Faithfully return all lines, omitting every embedded picture.

── RECORDS PROVIDED ──

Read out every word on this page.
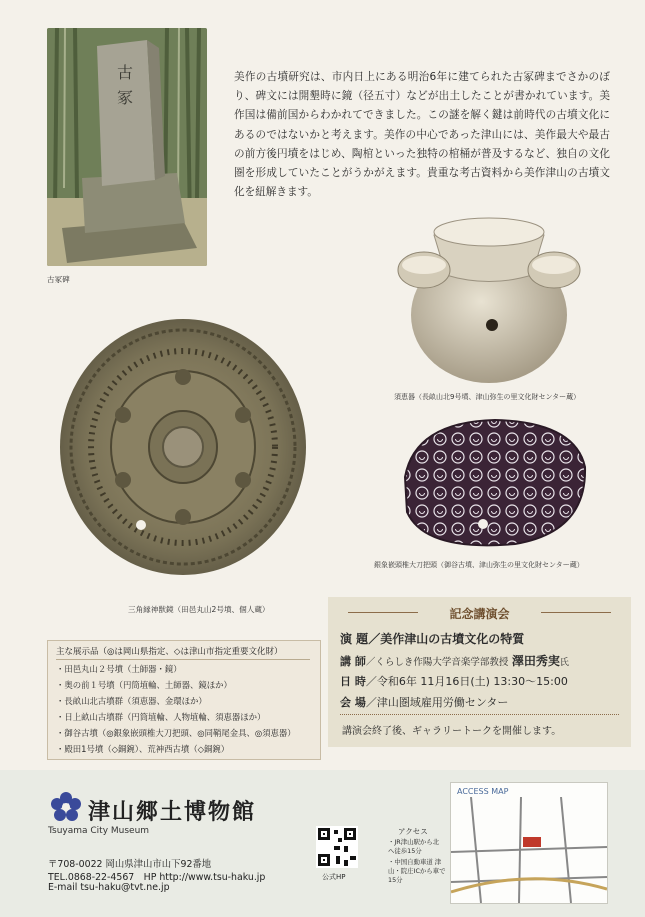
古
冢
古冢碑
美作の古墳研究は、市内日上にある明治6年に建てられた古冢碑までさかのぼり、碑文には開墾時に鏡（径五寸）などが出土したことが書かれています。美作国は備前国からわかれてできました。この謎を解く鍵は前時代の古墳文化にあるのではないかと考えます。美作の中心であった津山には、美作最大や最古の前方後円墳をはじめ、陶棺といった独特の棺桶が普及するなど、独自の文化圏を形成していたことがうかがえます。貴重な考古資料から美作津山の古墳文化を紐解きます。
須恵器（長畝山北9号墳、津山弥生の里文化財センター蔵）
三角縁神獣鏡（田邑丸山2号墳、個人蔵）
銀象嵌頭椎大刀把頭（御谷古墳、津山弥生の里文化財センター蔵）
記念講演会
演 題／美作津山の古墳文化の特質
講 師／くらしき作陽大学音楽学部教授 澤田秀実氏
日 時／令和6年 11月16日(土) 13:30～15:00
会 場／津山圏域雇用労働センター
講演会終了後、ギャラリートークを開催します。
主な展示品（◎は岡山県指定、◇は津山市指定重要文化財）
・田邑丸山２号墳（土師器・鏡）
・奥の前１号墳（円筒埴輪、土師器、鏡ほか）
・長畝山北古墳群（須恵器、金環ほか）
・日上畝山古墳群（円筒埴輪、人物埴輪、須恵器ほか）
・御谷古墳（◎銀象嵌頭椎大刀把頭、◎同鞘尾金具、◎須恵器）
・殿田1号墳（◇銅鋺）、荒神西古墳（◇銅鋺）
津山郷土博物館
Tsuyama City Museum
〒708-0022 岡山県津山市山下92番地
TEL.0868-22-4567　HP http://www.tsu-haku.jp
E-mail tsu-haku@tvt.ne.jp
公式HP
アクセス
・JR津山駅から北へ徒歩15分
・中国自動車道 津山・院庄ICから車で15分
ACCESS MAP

───

» WRITTEN ANSWER
Read out every word on this page.
古
冢
古冢碑
美作の古墳研究は、市内日上にある明治6年に建てられた古冢碑までさかのぼり、碑文には開墾時に鏡（径五寸）などが出土したことが書かれています。美作国は備前国からわかれてできました。この謎を解く鍵は前時代の古墳文化にあるのではないかと考えます。美作の中心であった津山には、美作最大や最古の前方後円墳をはじめ、陶棺といった独特の棺桶が普及するなど、独自の文化圏を形成していたことがうかがえます。貴重な考古資料から美作津山の古墳文化を紐解きます。
須恵器（長畝山北9号墳、津山弥生の里文化財センター蔵）
三角縁神獣鏡（田邑丸山2号墳、個人蔵）
銀象嵌頭椎大刀把頭（御谷古墳、津山弥生の里文化財センター蔵）
記念講演会
演 題／美作津山の古墳文化の特質
講 師／くらしき作陽大学音楽学部教授 澤田秀実氏
日 時／令和6年 11月16日(土) 13:30～15:00
会 場／津山圏域雇用労働センター
講演会終了後、ギャラリートークを開催します。
主な展示品（◎は岡山県指定、◇は津山市指定重要文化財）
・田邑丸山２号墳（土師器・鏡）
・奥の前１号墳（円筒埴輪、土師器、鏡ほか）
・長畝山北古墳群（須恵器、金環ほか）
・日上畝山古墳群（円筒埴輪、人物埴輪、須恵器ほか）
・御谷古墳（◎銀象嵌頭椎大刀把頭、◎同鞘尾金具、◎須恵器）
・殿田1号墳（◇銅鋺）、荒神西古墳（◇銅鋺）
津山郷土博物館
Tsuyama City Museum
〒708-0022 岡山県津山市山下92番地
TEL.0868-22-4567　HP http://www.tsu-haku.jp
E-mail tsu-haku@tvt.ne.jp
公式HP
アクセス
・JR津山駅から北へ徒歩15分
・中国自動車道 津山・院庄ICから車で15分
ACCESS MAP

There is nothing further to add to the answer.